Print the items below word for word, from the very start through the line that contains "Where is each", inclusive, and leave the pictures out.

╭──

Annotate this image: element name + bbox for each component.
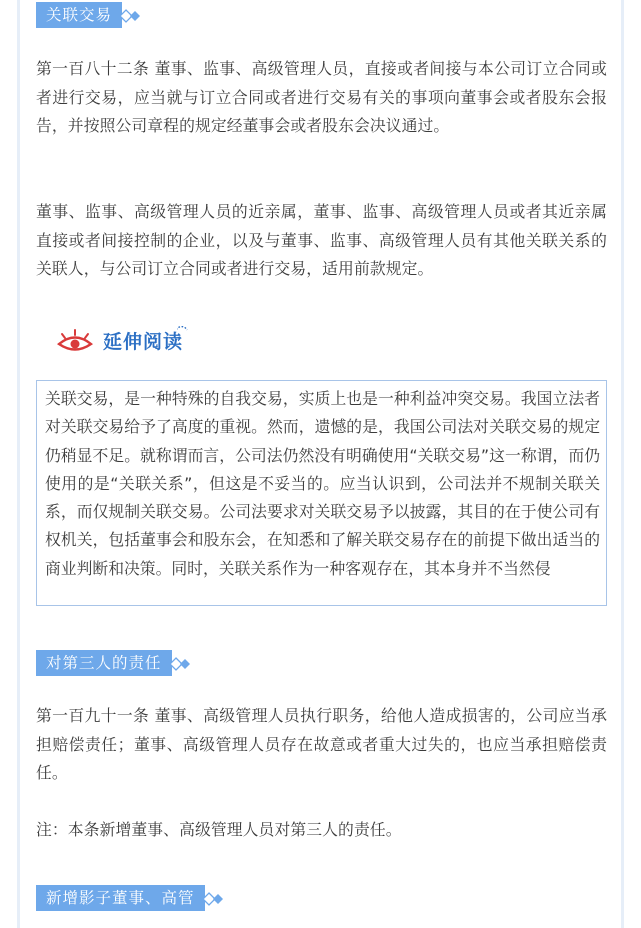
section-tag-related-transactions [36,2,122,28]
article-182-second-paragraph: 董事、监事、高级管理人员的近亲属，董事、监事、高级管理人员或者其近亲属直接或者间接控制的企业，以及与董事、监事、高级管理人员有其他关联关系的关联人，与公司订立合同或者进行交易，适用前款规定。 [36,202,607,278]
section-tag-label: 新增影子董事、高管 [46,889,195,907]
section-tag-label: 对第三人的责任 [46,654,162,672]
article-182-paragraph: 第一百八十二条 董事、监事、高级管理人员，直接或者间接与本公司订立合同或者进行交易，应当就与订立合同或者进行交易有关的事项向董事会或者股东会报告，并按照公司章程的规定经董事会或者股东会决议通过。 [36,59,607,135]
article-191-note: 注：本条新增董事、高级管理人员对第三人的责任。 [36,820,402,839]
section-tag-third-party-liability [36,650,172,676]
diamond-decoration-icon [120,9,144,23]
page-frame-right [621,0,624,928]
extended-reading-header [56,323,189,357]
eye-icon [56,325,94,355]
extended-reading-text: 关联交易，是一种特殊的自我交易，实质上也是一种利益冲突交易。我国立法者对关联交易给予了高度的重视。然而，遗憾的是，我国公司法对关联交易的规定仍稍显不足。就称谓而言，公司法仍然没有明确使用“关联交易”这一称谓，而仍使用的是“关联关系”，但这是不妥当的。应当认识到，公司法并不规制关联关系，而仅规制关联交易。公司法要求对关联交易予以披露，其目的在于使公司有权机关，包括董事会和股东会，在知悉和了解关联交易存在的前提下做出适当的商业判断和决策。同时，关联关系作为一种客观存在，其本身并不当然侵 [45,389,600,578]
diamond-decoration-icon [203,892,227,906]
dotted-arc-icon [177,326,189,340]
extended-reading-box[interactable] [36,380,607,606]
extended-reading-title: 延伸阅读 [103,330,184,353]
diamond-decoration-icon [170,657,194,671]
article-191-paragraph: 第一百九十一条 董事、高级管理人员执行职务，给他人造成损害的，公司应当承担赔偿责任；董事、高级管理人员存在故意或者重大过失的，也应当承担赔偿责任。 [36,706,607,782]
section-tag-shadow-director [36,885,205,911]
page-frame-left [17,0,20,928]
section-tag-label: 关联交易 [46,6,113,24]
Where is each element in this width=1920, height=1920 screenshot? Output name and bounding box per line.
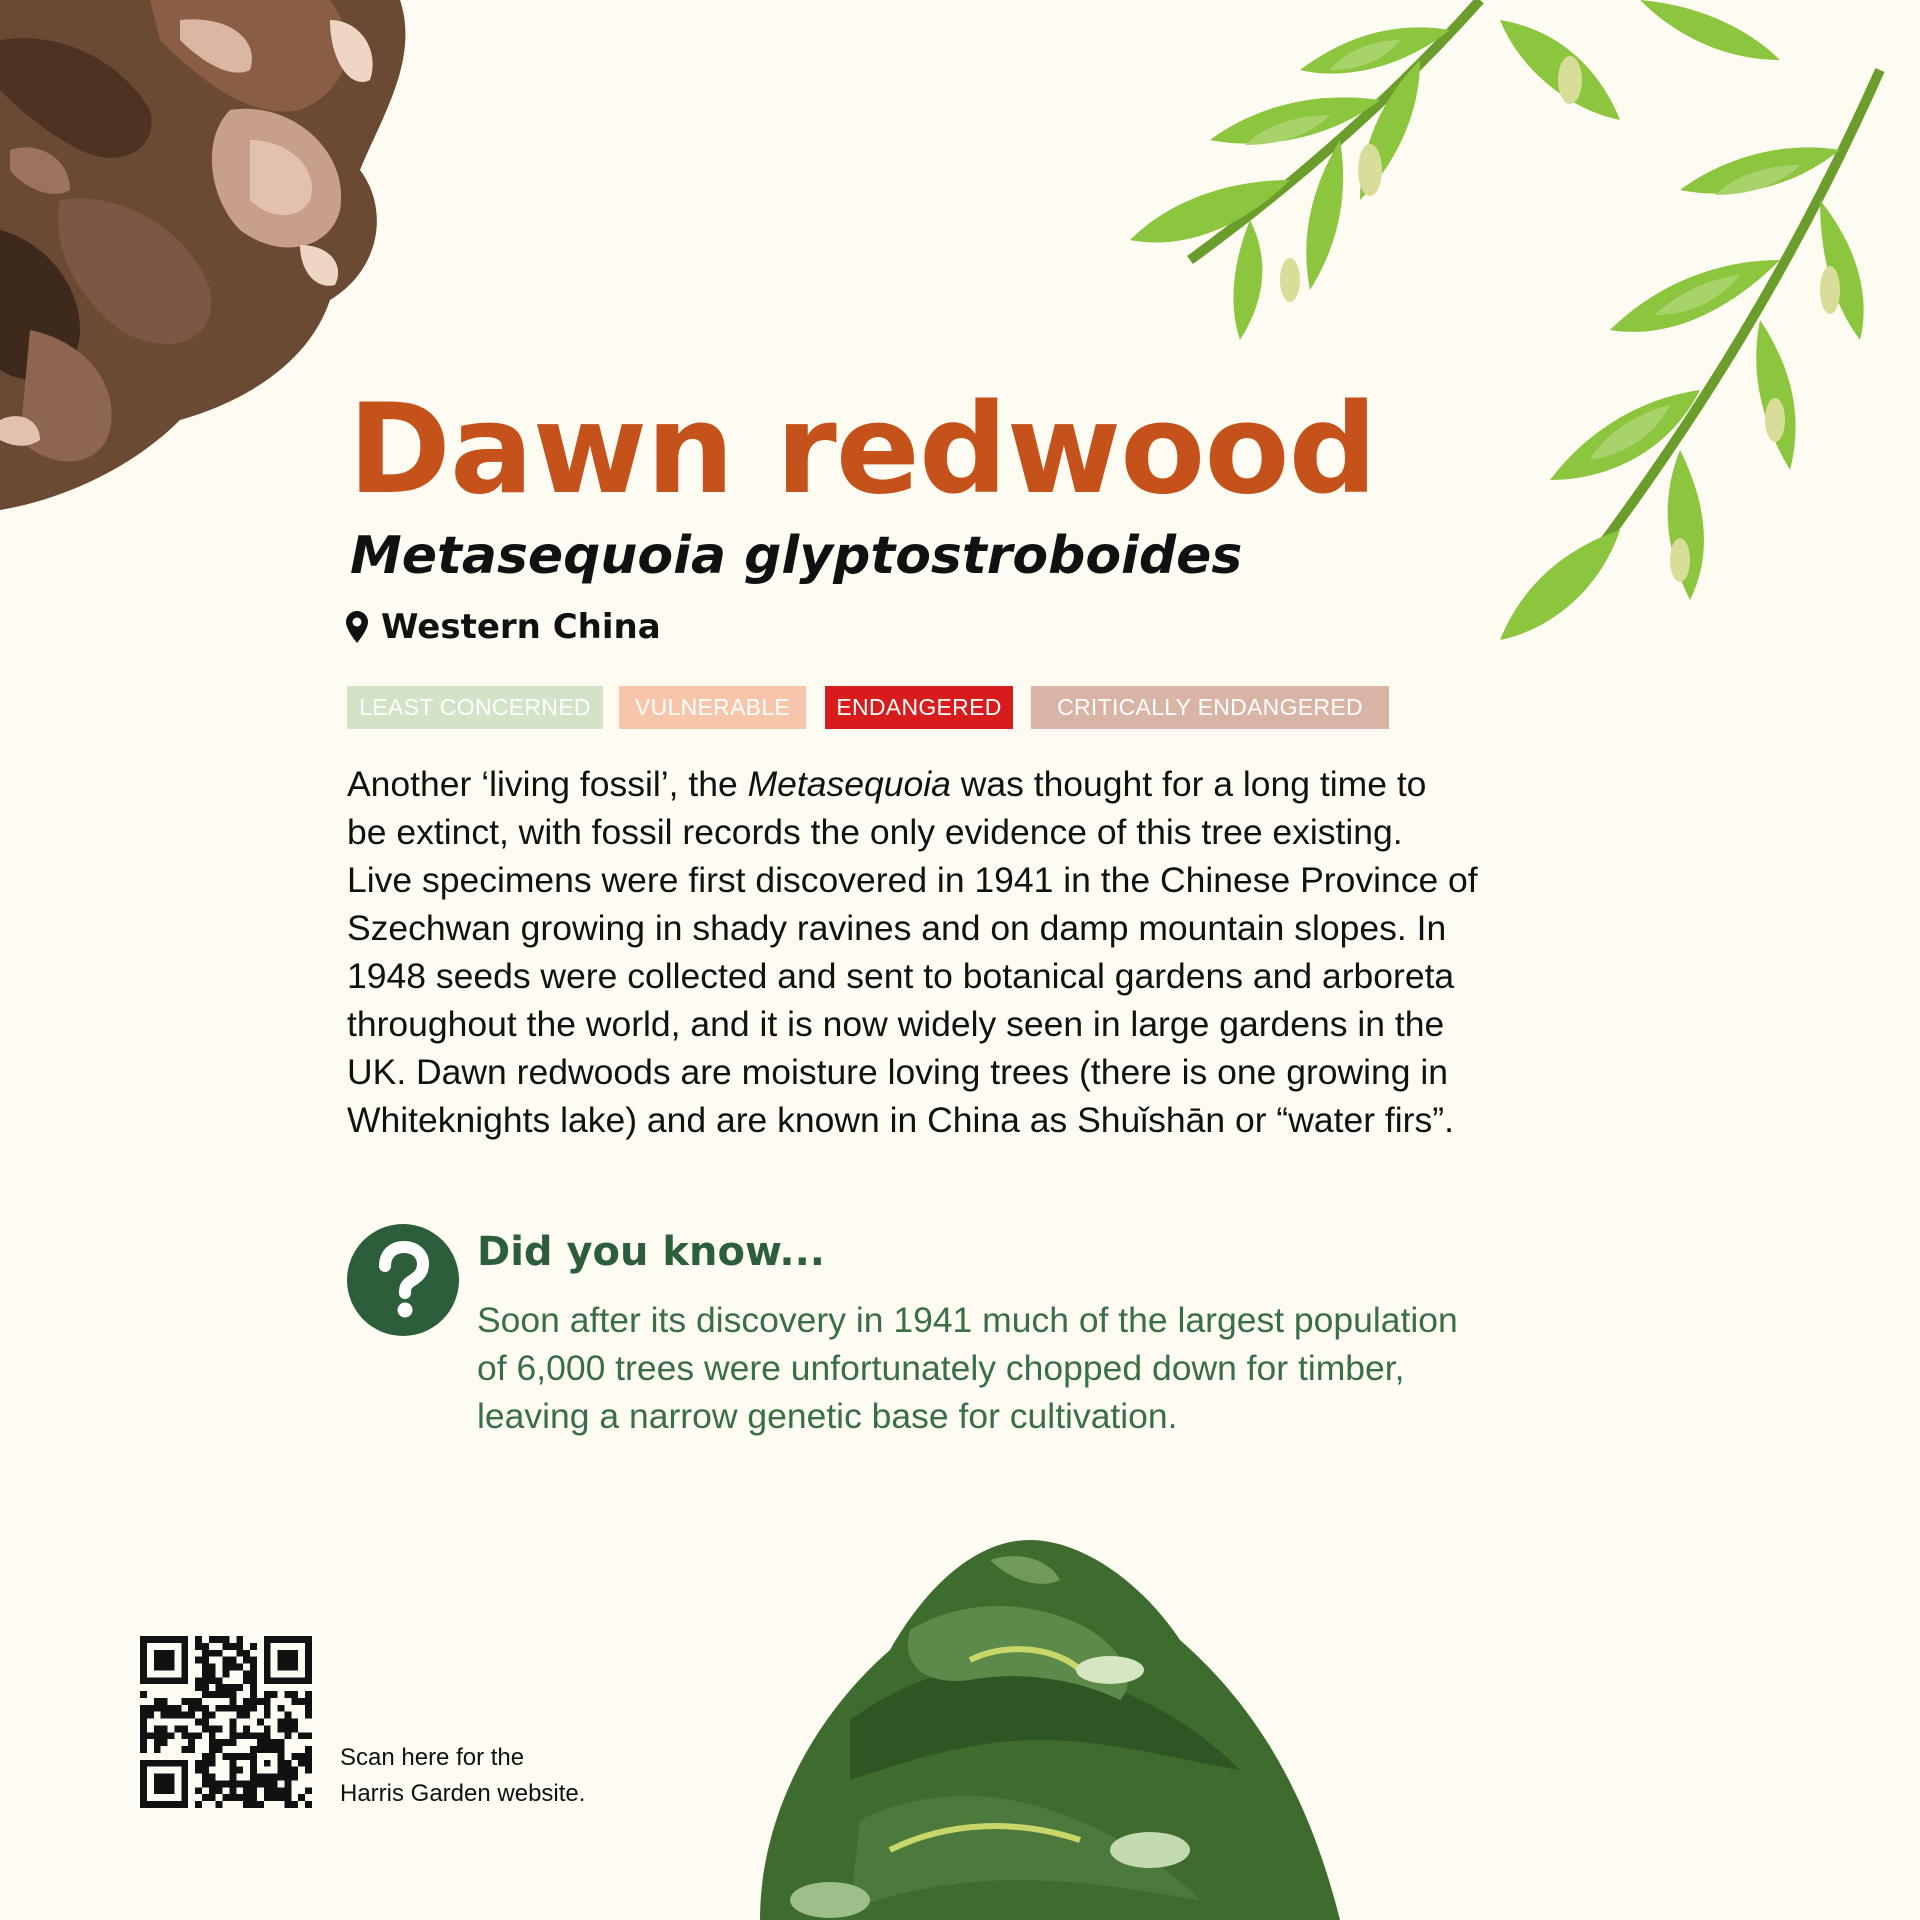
qr-caption-line: Scan here for the [340,1744,525,1771]
qr-caption [340,1740,585,1812]
description-line: be extinct, with fossil records the only evidence of this tree existing. [347,812,1403,852]
did-you-know-line: of 6,000 trees were unfortunately chopped down for timber, [477,1348,1405,1388]
question-mark-icon [347,1224,459,1336]
did-you-know-line: leaving a narrow genetic base for cultivation. [477,1396,1178,1436]
genus-italic: Metasequoia [747,764,951,804]
status-vulnerable: VULNERABLE [619,686,806,729]
description-line: Szechwan growing in shady ravines and on damp mountain slopes. In [347,908,1447,948]
status-critically-endangered: CRITICALLY ENDANGERED [1031,686,1389,729]
status-least-concerned: LEAST CONCERNED [347,686,603,729]
map-pin-icon [345,610,369,644]
description [347,760,1607,1144]
description-line: throughout the world, and it is now widely seen in large gardens in the [347,1004,1445,1044]
page-title: Dawn redwood [348,378,1377,522]
origin-location [345,607,661,647]
status-endangered: ENDANGERED [825,686,1013,729]
latin-name: Metasequoia glyptostroboides [350,526,1243,586]
did-you-know-heading: Did you know... [477,1229,825,1275]
description-line: Live specimens were first discovered in 1941 in the Chinese Province of [347,860,1478,900]
origin-text: Western China [381,607,661,647]
did-you-know-body [477,1296,1597,1440]
description-line: Whiteknights lake) and are known in China as Shuǐshān or “water firs”. [347,1100,1454,1140]
did-you-know-line: Soon after its discovery in 1941 much of the largest population [477,1300,1458,1340]
green-cone-illustration [720,1520,1380,1920]
description-line: UK. Dawn redwoods are moisture loving trees (there is one growing in [347,1052,1449,1092]
qr-caption-line: Harris Garden website. [340,1780,586,1807]
description-line: Another ‘living fossil’, the Metasequoia was thought for a long time to [347,764,1427,804]
fern-foliage-illustration [1040,0,1920,700]
qr-code-icon[interactable] [140,1636,312,1808]
description-line: 1948 seeds were collected and sent to botanical gardens and arboreta [347,956,1455,996]
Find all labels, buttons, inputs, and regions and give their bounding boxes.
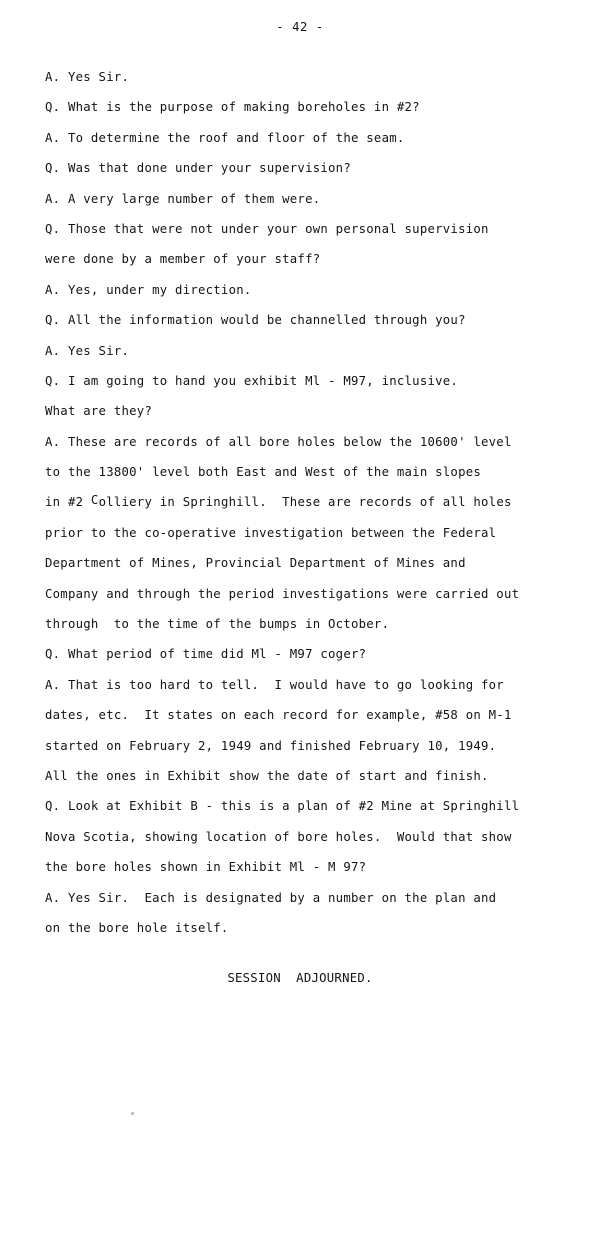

╰──

Complete answer
Annotate this image: element name + bbox for each component.
section-tag-related-transactions [36,2,122,28]
article-182-second-paragraph: 董事、监事、高级管理人员的近亲属，董事、监事、高级管理人员或者其近亲属直接或者间接控制的企业，以及与董事、监事、高级管理人员有其他关联关系的关联人，与公司订立合同或者进行交易，适用前款规定。 [36,202,607,278]
section-tag-label: 新增影子董事、高管 [46,889,195,907]
section-tag-label: 对第三人的责任 [46,654,162,672]
article-182-paragraph: 第一百八十二条 董事、监事、高级管理人员，直接或者间接与本公司订立合同或者进行交易，应当就与订立合同或者进行交易有关的事项向董事会或者股东会报告，并按照公司章程的规定经董事会或者股东会决议通过。 [36,59,607,135]
article-191-note: 注：本条新增董事、高级管理人员对第三人的责任。 [36,820,402,839]
section-tag-third-party-liability [36,650,172,676]
diamond-decoration-icon [120,9,144,23]
page-frame-right [621,0,624,928]
extended-reading-header [56,323,189,357]
eye-icon [56,325,94,355]
extended-reading-text: 关联交易，是一种特殊的自我交易，实质上也是一种利益冲突交易。我国立法者对关联交易给予了高度的重视。然而，遗憾的是，我国公司法对关联交易的规定仍稍显不足。就称谓而言，公司法仍然没有明确使用“关联交易”这一称谓，而仍使用的是“关联关系”，但这是不妥当的。应当认识到，公司法并不规制关联关系，而仅规制关联交易。公司法要求对关联交易予以披露，其目的在于使公司有权机关，包括董事会和股东会，在知悉和了解关联交易存在的前提下做出适当的商业判断和决策。同时，关联关系作为一种客观存在，其本身并不当然侵 [45,389,600,578]
diamond-decoration-icon [203,892,227,906]
dotted-arc-icon [177,326,189,340]
extended-reading-box[interactable] [36,380,607,606]
extended-reading-title: 延伸阅读 [103,330,184,353]
diamond-decoration-icon [170,657,194,671]
article-191-paragraph: 第一百九十一条 董事、高级管理人员执行职务，给他人造成损害的，公司应当承担赔偿责任；董事、高级管理人员存在故意或者重大过失的，也应当承担赔偿责任。 [36,706,607,782]
section-tag-shadow-director [36,885,205,911]
page-frame-left [17,0,20,928]
section-tag-label: 关联交易 [46,6,113,24]
Where is each element in this width=1920, height=1920 screenshot? Output name and bounding box per line.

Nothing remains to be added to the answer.